Data entries —
-- Begin --
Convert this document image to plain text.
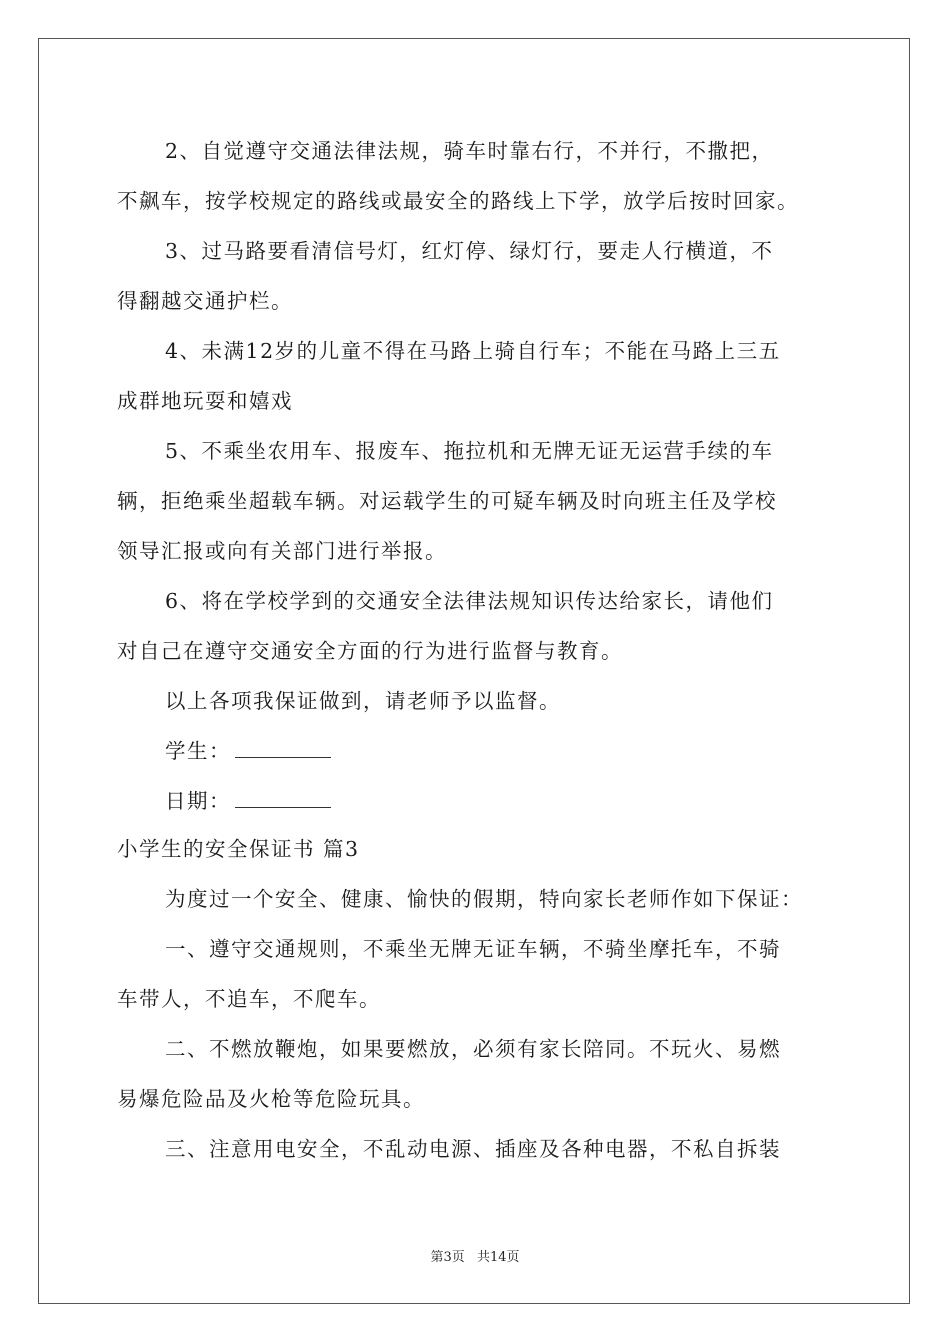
2、自觉遵守交通法律法规，骑车时靠右行，不并行，不撒把，
不飙车，按学校规定的路线或最安全的路线上下学，放学后按时回家。
3、过马路要看清信号灯，红灯停、绿灯行，要走人行横道，不
得翻越交通护栏。
4、未满12岁的儿童不得在马路上骑自行车；不能在马路上三五
成群地玩耍和嬉戏
5、不乘坐农用车、报废车、拖拉机和无牌无证无运营手续的车
辆，拒绝乘坐超载车辆。对运载学生的可疑车辆及时向班主任及学校
领导汇报或向有关部门进行举报。
6、将在学校学到的交通安全法律法规知识传达给家长，请他们
对自己在遵守交通安全方面的行为进行监督与教育。
以上各项我保证做到，请老师予以监督。
学生：
日期：
小学生的安全保证书 篇3
为度过一个安全、健康、愉快的假期，特向家长老师作如下保证：
一、遵守交通规则，不乘坐无牌无证车辆，不骑坐摩托车，不骑
车带人，不追车，不爬车。
二、不燃放鞭炮，如果要燃放，必须有家长陪同。不玩火、易燃
易爆危险品及火枪等危险玩具。
三、注意用电安全，不乱动电源、插座及各种电器，不私自拆装
第3页 共14页
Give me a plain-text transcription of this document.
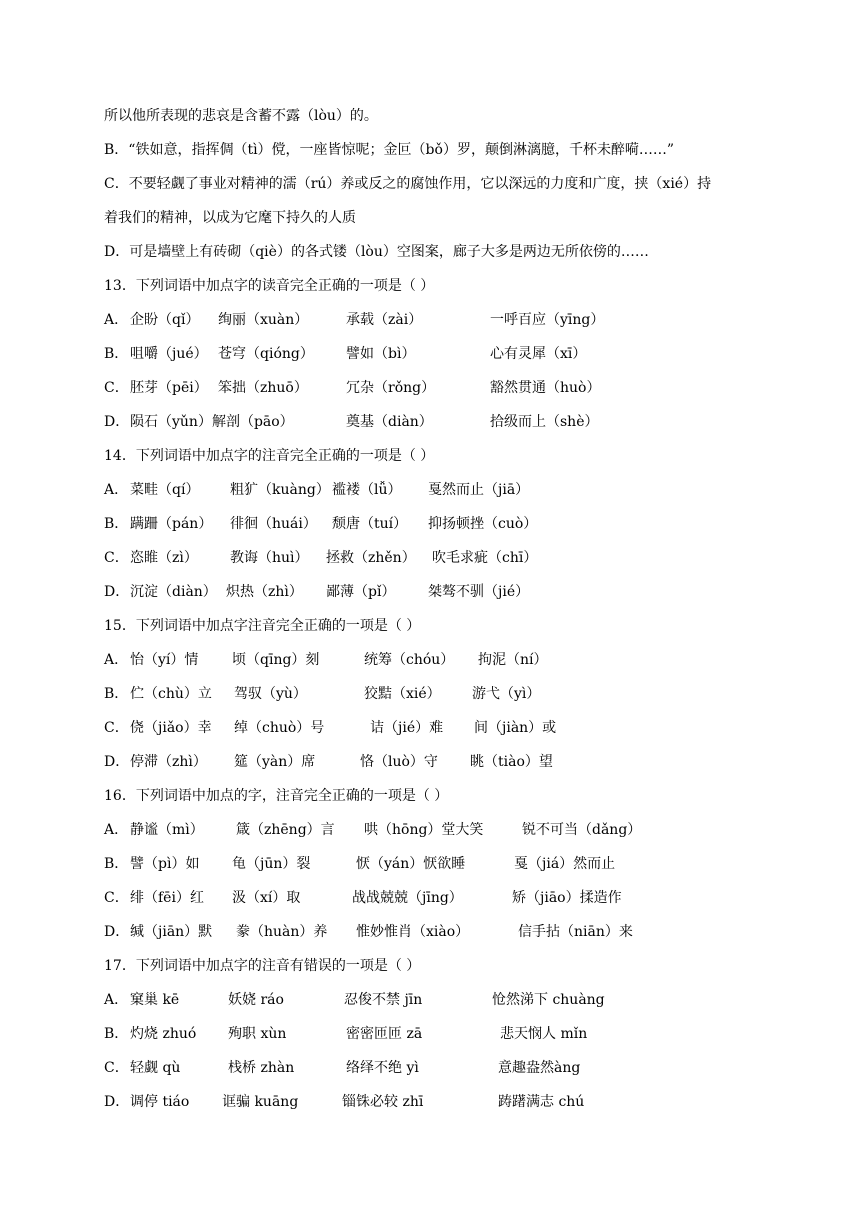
所以他所表现的悲哀是含蓄不露（lòu）的。
B．“铁如意，指挥倜（tì）傥，一座皆惊呢；金叵（bǒ）罗，颠倒淋漓臆，千杯未醉嗬……”
C．不要轻觑了事业对精神的濡（rú）养或反之的腐蚀作用，它以深远的力度和广度，挟（xié）持
着我们的精神，以成为它麾下持久的人质
D．可是墙壁上有砖砌（qiè）的各式镂（lòu）空图案，廊子大多是两边无所依傍的……
13．下列词语中加点字的读音完全正确的一项是（ ）
A． 企盼（qǐ） 绚丽（xuàn）	承载（zài）	一呼百应（yīng）
B． 咀嚼（jué） 苍穹（qióng） 譬如（bì）	心有灵犀（xī）
C． 胚芽（pēi） 笨拙（zhuō）	冗杂（rǒng）	豁然贯通（huò）
D． 陨石（yǔn）解剖（pāo）	奠基（diàn）	拾级而上（shè）
14．下列词语中加点字的注音完全正确的一项是（ ）
A． 菜畦（qí） 粗犷（kuàng） 褴褛（lǚ） 戛然而止（jiā）
B． 蹒跚（pán） 徘徊（huái） 颓唐（tuí） 抑扬顿挫（cuò）
C． 恣睢（zì） 教诲（huì） 拯救（zhěn） 吹毛求疵（chī）
D． 沉淀（diàn） 炽热（zhì） 鄙薄（pǐ） 桀骜不驯（jié）
15．下列词语中加点字注音完全正确的一项是（ ）
A． 怡（yí）情 顷（qīng）刻	统筹（chóu） 拘泥（ní）
B． 伫（chù）立 驾驭（yù）	狡黠（xié） 游弋（yì）
C． 侥（jiǎo）幸 绰（chuò）号	诘（jié）难 间（jiàn）或
D． 停滞（zhì） 筵（yàn）席	恪（luò）守 眺（tiào）望
16．下列词语中加点的字，注音完全正确的一项是（ ）
A． 静谧（mì） 箴（zhēng）言 哄（hōng）堂大笑	锐不可当（dǎng）
B． 譬（pì）如 龟（jūn）裂	恹（yán）恹欲睡	戛（jiá）然而止
C． 绯（fēi）红 汲（xí）取	战战兢兢（jīng）	矫（jiāo）揉造作
D． 缄（jiān）默 豢（huàn）养 惟妙惟肖（xiào）	信手拈（niān）来
17．下列词语中加点字的注音有错误的一项是（ ）
A． 窠巢 kē	妖娆 ráo	忍俊不禁 jīn	怆然涕下 chuàng
B． 灼烧 zhuó 殉职 xùn	密密匝匝 zā	悲天悯人 mǐn
C． 轻觑 qù	栈桥 zhàn	络绎不绝 yì	意趣盎然àng
D． 调停 tiáo 诓骗 kuāng	锱铢必较 zhī	踌躇满志 chú
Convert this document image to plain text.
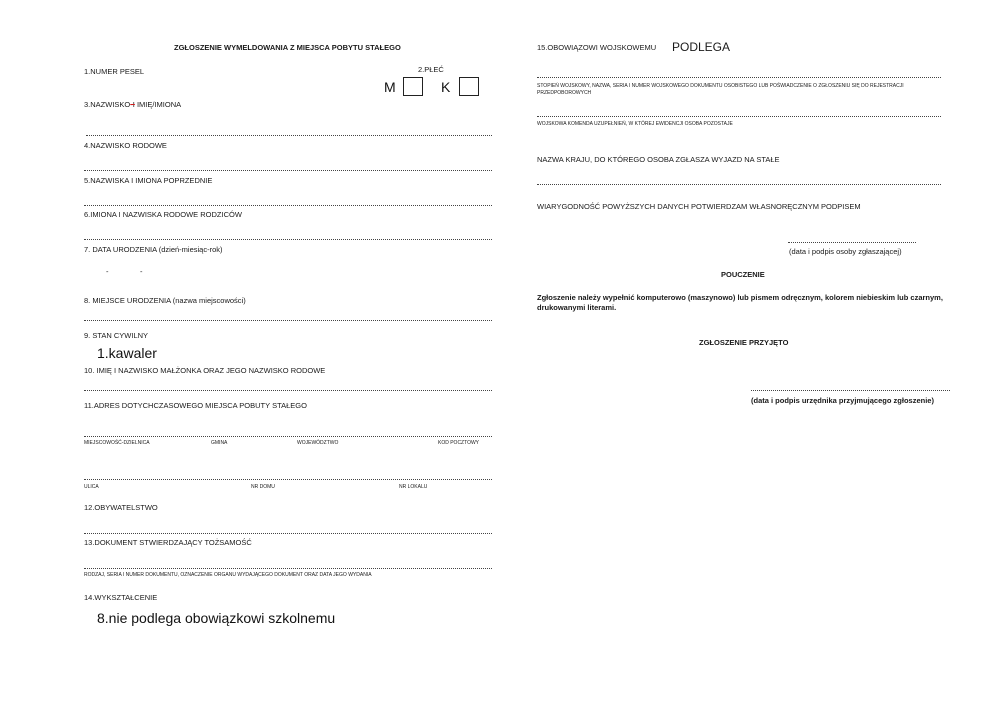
ZGŁOSZENIE WYMELDOWANIA Z MIEJSCA POBYTU STAŁEGO
1.NUMER PESEL	2.PŁEĆ
M	K
3.NAZWISKO-I IMIĘ/IMIONA
4.NAZWISKO RODOWE
5.NAZWISKA I IMIONA POPRZEDNIE
6.IMIONA I NAZWISKA RODOWE RODZICÓW
7. DATA URODZENIA (dzień-miesiąc-rok)
-	-
8. MIEJSCE URODZENIA (nazwa miejscowości)
9. STAN CYWILNY
1.kawaler
10. IMIĘ I NAZWISKO MAŁŻONKA ORAZ JEGO NAZWISKO RODOWE
11.ADRES DOTYCHCZASOWEGO MIEJSCA POBUTY STAŁEGO
MIEJSCOWOŚĆ-DZIELNICA	GMINA	WOJEWÓDZTWO	KOD POCZTOWY
ULICA	NR DOMU	NR LOKALU
12.OBYWATELSTWO
13.DOKUMENT STWIERDZAJĄCY TOŻSAMOŚĆ
RODZAJ, SERIA I NUMER DOKUMENTU, OZNACZENIE ORGANU WYDAJĄCEGO DOKUMENT ORAZ DATA JEGO WYDANIA
14.WYKSZTAŁCENIE
8.nie podlega obowiązkowi szkolnemu
15.OBOWIĄZOWI WOJSKOWEMU PODLEGA
STOPIEŃ WOJSKOWY, NAZWA, SERIA I NUMER WOJSKOWEGO DOKUMENTU OSOBISTEGO LUB POŚWIADCZENIE O ZGŁOSZENIU SIĘ DO REJESTRACJI PRZEDPOBOROWYCH
WOJSKOWA KOMENDA UZUPEŁNIEŃ, W KTÓREJ EWIDENCJI OSOBA POZOSTAJE
NAZWA KRAJU, DO KTÓREGO OSOBA ZGŁASZA WYJAZD NA STAŁE
WIARYGODNOŚĆ POWYŻSZYCH DANYCH POTWIERDZAM WŁASNORĘCZNYM PODPISEM
(data i podpis osoby zgłaszającej)
POUCZENIE
Zgłoszenie należy wypełnić komputerowo (maszynowo) lub pismem odręcznym, kolorem niebieskim lub czarnym, drukowanymi literami.
ZGŁOSZENIE PRZYJĘTO
(data i podpis urzędnika przyjmującego zgłoszenie)
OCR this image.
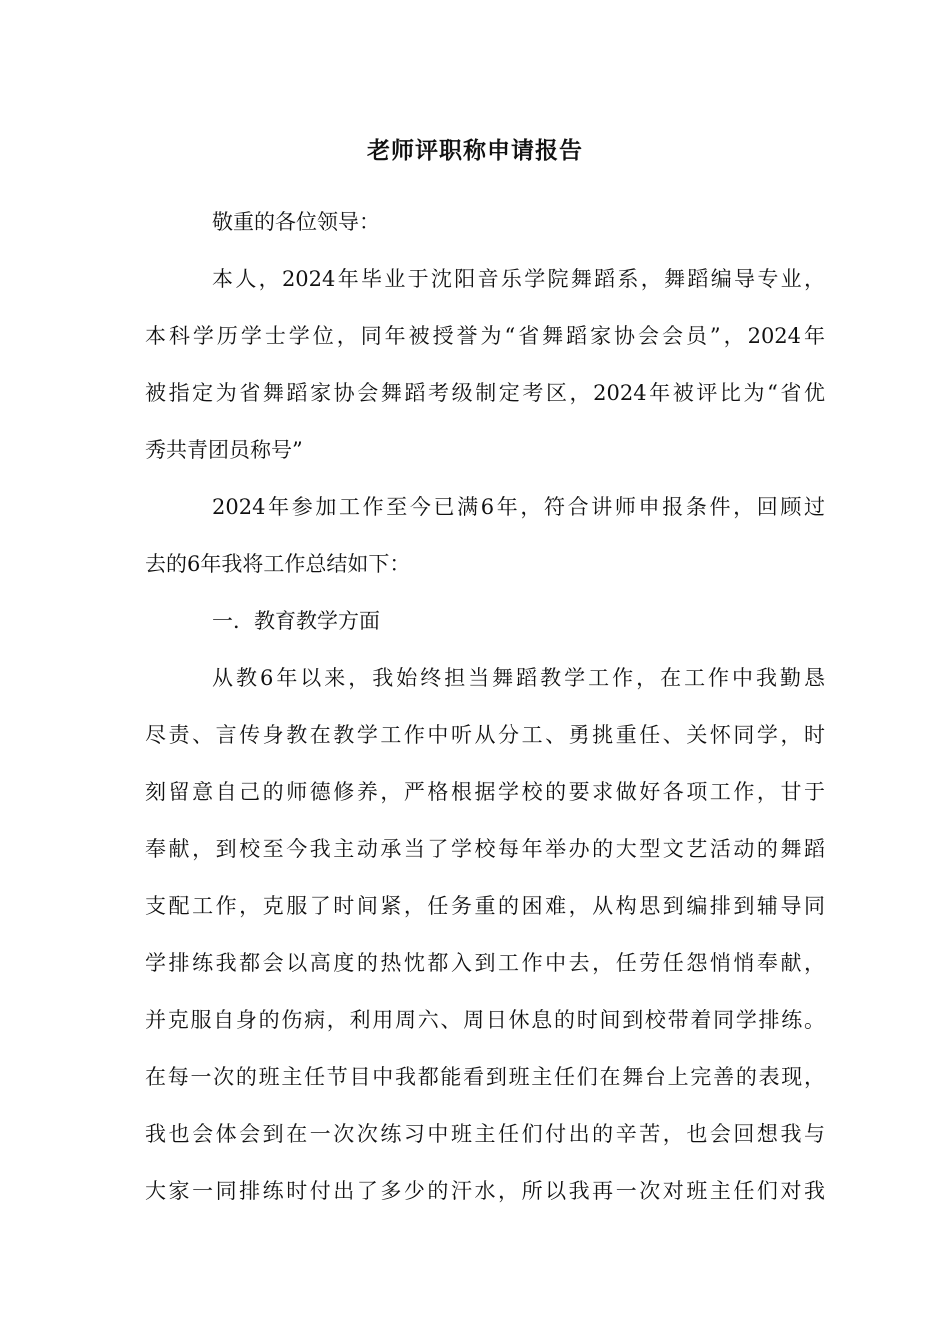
老师评职称申请报告
敬重的各位领导：
本人，2024年毕业于沈阳音乐学院舞蹈系，舞蹈编导专业，
本科学历学士学位，同年被授誉为“省舞蹈家协会会员”，2024年
被指定为省舞蹈家协会舞蹈考级制定考区，2024年被评比为“省优
秀共青团员称号”
2024年参加工作至今已满6年，符合讲师申报条件，回顾过
去的6年我将工作总结如下：
一．教育教学方面
从教6年以来，我始终担当舞蹈教学工作，在工作中我勤恳
尽责、言传身教在教学工作中听从分工、勇挑重任、关怀同学，时
刻留意自己的师德修养，严格根据学校的要求做好各项工作，甘于
奉献，到校至今我主动承当了学校每年举办的大型文艺活动的舞蹈
支配工作，克服了时间紧，任务重的困难，从构思到编排到辅导同
学排练我都会以高度的热忱都入到工作中去，任劳任怨悄悄奉献，
并克服自身的伤病，利用周六、周日休息的时间到校带着同学排练。
在每一次的班主任节目中我都能看到班主任们在舞台上完善的表现，
我也会体会到在一次次练习中班主任们付出的辛苦，也会回想我与
大家一同排练时付出了多少的汗水，所以我再一次对班主任们对我
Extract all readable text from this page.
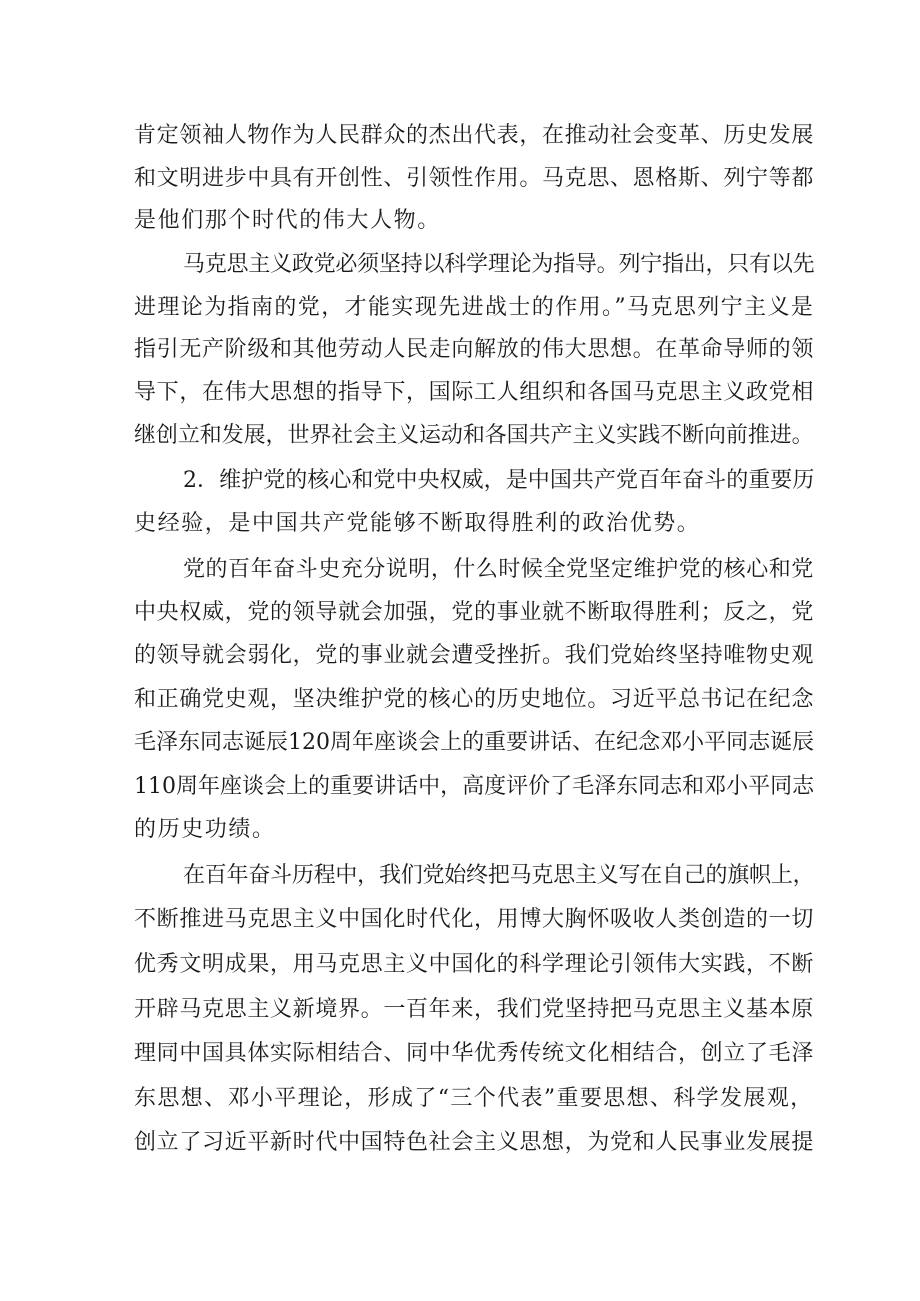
肯定领袖人物作为人民群众的杰出代表，在推动社会变革、历史发展
和文明进步中具有开创性、引领性作用。马克思、恩格斯、列宁等都
是他们那个时代的伟大人物。
马克思主义政党必须坚持以科学理论为指导。列宁指出，只有以先
进理论为指南的党，才能实现先进战士的作用。”马克思列宁主义是
指引无产阶级和其他劳动人民走向解放的伟大思想。在革命导师的领
导下，在伟大思想的指导下，国际工人组织和各国马克思主义政党相
继创立和发展，世界社会主义运动和各国共产主义实践不断向前推进。
2．维护党的核心和党中央权威，是中国共产党百年奋斗的重要历
史经验，是中国共产党能够不断取得胜利的政治优势。
党的百年奋斗史充分说明，什么时候全党坚定维护党的核心和党
中央权威，党的领导就会加强，党的事业就不断取得胜利；反之，党
的领导就会弱化，党的事业就会遭受挫折。我们党始终坚持唯物史观
和正确党史观，坚决维护党的核心的历史地位。习近平总书记在纪念
毛泽东同志诞辰120周年座谈会上的重要讲话、在纪念邓小平同志诞辰
110周年座谈会上的重要讲话中，高度评价了毛泽东同志和邓小平同志
的历史功绩。
在百年奋斗历程中，我们党始终把马克思主义写在自己的旗帜上，
不断推进马克思主义中国化时代化，用博大胸怀吸收人类创造的一切
优秀文明成果，用马克思主义中国化的科学理论引领伟大实践，不断
开辟马克思主义新境界。一百年来，我们党坚持把马克思主义基本原
理同中国具体实际相结合、同中华优秀传统文化相结合，创立了毛泽
东思想、邓小平理论，形成了“三个代表”重要思想、科学发展观，
创立了习近平新时代中国特色社会主义思想，为党和人民事业发展提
-- End --
Stated exercise — Everything from the line with "OCR this image." through the end of the records above, and nothing else, is to be quoted exactly; please leave the pictures out.

Response to the task —
OCR this image.
老师评职称申请报告
敬重的各位领导：
本人，2024年毕业于沈阳音乐学院舞蹈系，舞蹈编导专业，
本科学历学士学位，同年被授誉为“省舞蹈家协会会员”，2024年
被指定为省舞蹈家协会舞蹈考级制定考区，2024年被评比为“省优
秀共青团员称号”
2024年参加工作至今已满6年，符合讲师申报条件，回顾过
去的6年我将工作总结如下：
一．教育教学方面
从教6年以来，我始终担当舞蹈教学工作，在工作中我勤恳
尽责、言传身教在教学工作中听从分工、勇挑重任、关怀同学，时
刻留意自己的师德修养，严格根据学校的要求做好各项工作，甘于
奉献，到校至今我主动承当了学校每年举办的大型文艺活动的舞蹈
支配工作，克服了时间紧，任务重的困难，从构思到编排到辅导同
学排练我都会以高度的热忱都入到工作中去，任劳任怨悄悄奉献，
并克服自身的伤病，利用周六、周日休息的时间到校带着同学排练。
在每一次的班主任节目中我都能看到班主任们在舞台上完善的表现，
我也会体会到在一次次练习中班主任们付出的辛苦，也会回想我与
大家一同排练时付出了多少的汗水，所以我再一次对班主任们对我
Extract all readable text from this page.
肯定领袖人物作为人民群众的杰出代表，在推动社会变革、历史发展
和文明进步中具有开创性、引领性作用。马克思、恩格斯、列宁等都
是他们那个时代的伟大人物。
马克思主义政党必须坚持以科学理论为指导。列宁指出，只有以先
进理论为指南的党，才能实现先进战士的作用。”马克思列宁主义是
指引无产阶级和其他劳动人民走向解放的伟大思想。在革命导师的领
导下，在伟大思想的指导下，国际工人组织和各国马克思主义政党相
继创立和发展，世界社会主义运动和各国共产主义实践不断向前推进。
2．维护党的核心和党中央权威，是中国共产党百年奋斗的重要历
史经验，是中国共产党能够不断取得胜利的政治优势。
党的百年奋斗史充分说明，什么时候全党坚定维护党的核心和党
中央权威，党的领导就会加强，党的事业就不断取得胜利；反之，党
的领导就会弱化，党的事业就会遭受挫折。我们党始终坚持唯物史观
和正确党史观，坚决维护党的核心的历史地位。习近平总书记在纪念
毛泽东同志诞辰120周年座谈会上的重要讲话、在纪念邓小平同志诞辰
110周年座谈会上的重要讲话中，高度评价了毛泽东同志和邓小平同志
的历史功绩。
在百年奋斗历程中，我们党始终把马克思主义写在自己的旗帜上，
不断推进马克思主义中国化时代化，用博大胸怀吸收人类创造的一切
优秀文明成果，用马克思主义中国化的科学理论引领伟大实践，不断
开辟马克思主义新境界。一百年来，我们党坚持把马克思主义基本原
理同中国具体实际相结合、同中华优秀传统文化相结合，创立了毛泽
东思想、邓小平理论，形成了“三个代表”重要思想、科学发展观，
创立了习近平新时代中国特色社会主义思想，为党和人民事业发展提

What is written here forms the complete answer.